**Exercise**:
Write out the material again word for word, dropping any images it holds.

**Recorded information**:
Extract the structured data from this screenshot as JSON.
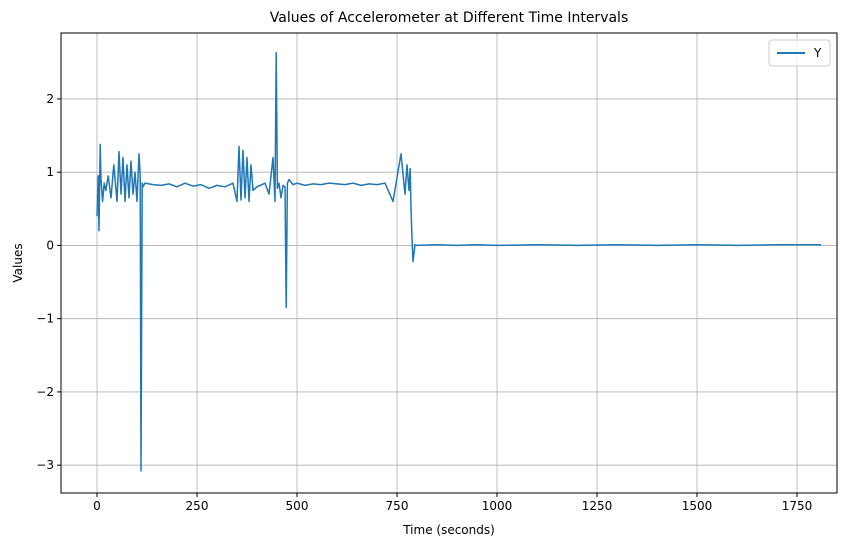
{
  "chart_data": {
    "type": "line",
    "title": "Values of Accelerometer at Different Time Intervals",
    "xlabel": "Time (seconds)",
    "ylabel": "Values",
    "xlim": [
      -90,
      1850
    ],
    "ylim": [
      -3.38,
      2.9
    ],
    "xticks": [
      0,
      250,
      500,
      750,
      1000,
      1250,
      1500,
      1750
    ],
    "xtick_labels": [
      "0",
      "250",
      "500",
      "750",
      "1000",
      "1250",
      "1500",
      "1750"
    ],
    "yticks": [
      -3,
      -2,
      -1,
      0,
      1,
      2
    ],
    "ytick_labels": [
      "−3",
      "−2",
      "−1",
      "0",
      "1",
      "2"
    ],
    "grid": true,
    "legend_position": "top-right",
    "series": [
      {
        "name": "Y",
        "color": "#1f77b4",
        "x": [
          0,
          3,
          5,
          8,
          10,
          14,
          18,
          22,
          28,
          35,
          42,
          50,
          55,
          60,
          65,
          70,
          75,
          80,
          85,
          90,
          95,
          100,
          105,
          108,
          110,
          113,
          115,
          120,
          140,
          160,
          180,
          200,
          220,
          240,
          260,
          280,
          300,
          320,
          340,
          350,
          355,
          360,
          365,
          370,
          375,
          380,
          385,
          390,
          400,
          420,
          430,
          440,
          445,
          448,
          451,
          455,
          460,
          465,
          470,
          473,
          476,
          480,
          490,
          500,
          520,
          540,
          560,
          580,
          600,
          620,
          640,
          660,
          680,
          700,
          720,
          740,
          760,
          770,
          775,
          780,
          783,
          785,
          788,
          790,
          795,
          800,
          850,
          900,
          950,
          1000,
          1100,
          1200,
          1300,
          1400,
          1500,
          1600,
          1700,
          1810
        ],
        "y": [
          0.4,
          0.95,
          0.2,
          1.38,
          0.9,
          0.6,
          0.85,
          0.75,
          0.95,
          0.65,
          1.1,
          0.6,
          1.28,
          0.7,
          1.2,
          0.6,
          1.1,
          0.65,
          1.15,
          0.7,
          1.0,
          0.6,
          1.25,
          0.95,
          -3.08,
          0.85,
          0.8,
          0.85,
          0.83,
          0.82,
          0.84,
          0.8,
          0.85,
          0.81,
          0.83,
          0.78,
          0.82,
          0.8,
          0.85,
          0.6,
          1.35,
          0.62,
          1.3,
          0.65,
          1.2,
          0.6,
          1.1,
          0.75,
          0.8,
          0.85,
          0.7,
          1.2,
          0.6,
          2.63,
          0.78,
          0.85,
          0.65,
          0.82,
          0.8,
          -0.85,
          0.85,
          0.9,
          0.83,
          0.85,
          0.82,
          0.84,
          0.83,
          0.85,
          0.84,
          0.83,
          0.85,
          0.82,
          0.84,
          0.83,
          0.85,
          0.6,
          1.25,
          0.7,
          1.1,
          0.75,
          1.05,
          0.5,
          0.02,
          -0.22,
          0.01,
          0.0,
          0.01,
          0.0,
          0.01,
          0.0,
          0.01,
          0.0,
          0.01,
          0.0,
          0.01,
          0.0,
          0.01,
          0.01
        ]
      }
    ]
  }
}
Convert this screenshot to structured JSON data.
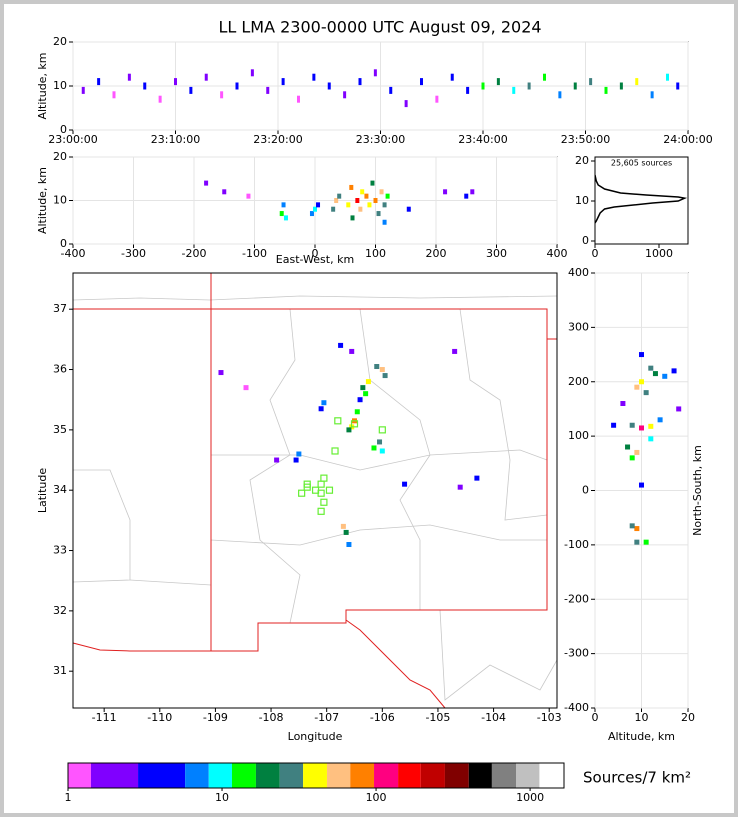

**Response**:
Extract the structured data from this screenshot as JSON.
{
  "chart_data": {
    "type": "line",
    "title": "Values of Accelerometer at Different Time Intervals",
    "xlabel": "Time (seconds)",
    "ylabel": "Values",
    "xlim": [
      -90,
      1850
    ],
    "ylim": [
      -3.38,
      2.9
    ],
    "xticks": [
      0,
      250,
      500,
      750,
      1000,
      1250,
      1500,
      1750
    ],
    "xtick_labels": [
      "0",
      "250",
      "500",
      "750",
      "1000",
      "1250",
      "1500",
      "1750"
    ],
    "yticks": [
      -3,
      -2,
      -1,
      0,
      1,
      2
    ],
    "ytick_labels": [
      "−3",
      "−2",
      "−1",
      "0",
      "1",
      "2"
    ],
    "grid": true,
    "legend_position": "top-right",
    "series": [
      {
        "name": "Y",
        "color": "#1f77b4",
        "x": [
          0,
          3,
          5,
          8,
          10,
          14,
          18,
          22,
          28,
          35,
          42,
          50,
          55,
          60,
          65,
          70,
          75,
          80,
          85,
          90,
          95,
          100,
          105,
          108,
          110,
          113,
          115,
          120,
          140,
          160,
          180,
          200,
          220,
          240,
          260,
          280,
          300,
          320,
          340,
          350,
          355,
          360,
          365,
          370,
          375,
          380,
          385,
          390,
          400,
          420,
          430,
          440,
          445,
          448,
          451,
          455,
          460,
          465,
          470,
          473,
          476,
          480,
          490,
          500,
          520,
          540,
          560,
          580,
          600,
          620,
          640,
          660,
          680,
          700,
          720,
          740,
          760,
          770,
          775,
          780,
          783,
          785,
          788,
          790,
          795,
          800,
          850,
          900,
          950,
          1000,
          1100,
          1200,
          1300,
          1400,
          1500,
          1600,
          1700,
          1810
        ],
        "y": [
          0.4,
          0.95,
          0.2,
          1.38,
          0.9,
          0.6,
          0.85,
          0.75,
          0.95,
          0.65,
          1.1,
          0.6,
          1.28,
          0.7,
          1.2,
          0.6,
          1.1,
          0.65,
          1.15,
          0.7,
          1.0,
          0.6,
          1.25,
          0.95,
          -3.08,
          0.85,
          0.8,
          0.85,
          0.83,
          0.82,
          0.84,
          0.8,
          0.85,
          0.81,
          0.83,
          0.78,
          0.82,
          0.8,
          0.85,
          0.6,
          1.35,
          0.62,
          1.3,
          0.65,
          1.2,
          0.6,
          1.1,
          0.75,
          0.8,
          0.85,
          0.7,
          1.2,
          0.6,
          2.63,
          0.78,
          0.85,
          0.65,
          0.82,
          0.8,
          -0.85,
          0.85,
          0.9,
          0.83,
          0.85,
          0.82,
          0.84,
          0.83,
          0.85,
          0.84,
          0.83,
          0.85,
          0.82,
          0.84,
          0.83,
          0.85,
          0.6,
          1.25,
          0.7,
          1.1,
          0.75,
          1.05,
          0.5,
          0.02,
          -0.22,
          0.01,
          0.0,
          0.01,
          0.0,
          0.01,
          0.0,
          0.01,
          0.0,
          0.01,
          0.0,
          0.01,
          0.0,
          0.01,
          0.01
        ]
      }
    ]
  }
}
Convert this screenshot to structured JSON data.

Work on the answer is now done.